◆ **Problem to solve**
Determine which lines of the records include the word "content", and copy them.

::: Data shown

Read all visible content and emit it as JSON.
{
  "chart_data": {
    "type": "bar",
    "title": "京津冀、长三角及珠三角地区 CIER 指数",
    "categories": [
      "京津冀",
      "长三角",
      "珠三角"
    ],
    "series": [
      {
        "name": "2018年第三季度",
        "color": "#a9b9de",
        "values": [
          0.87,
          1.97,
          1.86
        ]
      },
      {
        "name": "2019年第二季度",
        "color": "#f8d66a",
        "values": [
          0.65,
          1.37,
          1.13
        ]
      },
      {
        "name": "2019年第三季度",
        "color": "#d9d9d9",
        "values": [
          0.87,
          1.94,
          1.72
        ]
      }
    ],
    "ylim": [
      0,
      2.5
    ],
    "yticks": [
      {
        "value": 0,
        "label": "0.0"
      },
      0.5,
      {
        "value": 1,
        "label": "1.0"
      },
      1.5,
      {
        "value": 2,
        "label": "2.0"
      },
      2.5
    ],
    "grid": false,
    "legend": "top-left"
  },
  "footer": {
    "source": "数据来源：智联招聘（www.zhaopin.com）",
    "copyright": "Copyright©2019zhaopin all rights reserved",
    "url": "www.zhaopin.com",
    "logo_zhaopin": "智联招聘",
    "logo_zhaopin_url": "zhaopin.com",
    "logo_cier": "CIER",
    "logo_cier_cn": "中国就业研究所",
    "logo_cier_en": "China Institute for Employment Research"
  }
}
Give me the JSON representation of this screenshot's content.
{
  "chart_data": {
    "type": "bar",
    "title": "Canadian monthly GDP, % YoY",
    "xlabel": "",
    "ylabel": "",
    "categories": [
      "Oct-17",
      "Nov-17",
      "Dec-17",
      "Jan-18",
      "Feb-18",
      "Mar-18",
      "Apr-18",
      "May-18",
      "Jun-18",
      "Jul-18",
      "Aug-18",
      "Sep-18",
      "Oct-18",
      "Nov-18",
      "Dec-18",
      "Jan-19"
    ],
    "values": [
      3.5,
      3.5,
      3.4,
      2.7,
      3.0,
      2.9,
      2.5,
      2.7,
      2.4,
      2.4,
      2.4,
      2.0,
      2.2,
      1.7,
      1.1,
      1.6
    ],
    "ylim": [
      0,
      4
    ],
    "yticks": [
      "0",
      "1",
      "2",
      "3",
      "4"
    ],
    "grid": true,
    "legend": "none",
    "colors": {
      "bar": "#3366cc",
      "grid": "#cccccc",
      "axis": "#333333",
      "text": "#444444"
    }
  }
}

::::::

◆ **Task output**
Read all visible content and emit it as JSON.
Give me the JSON representation of this screenshot's content.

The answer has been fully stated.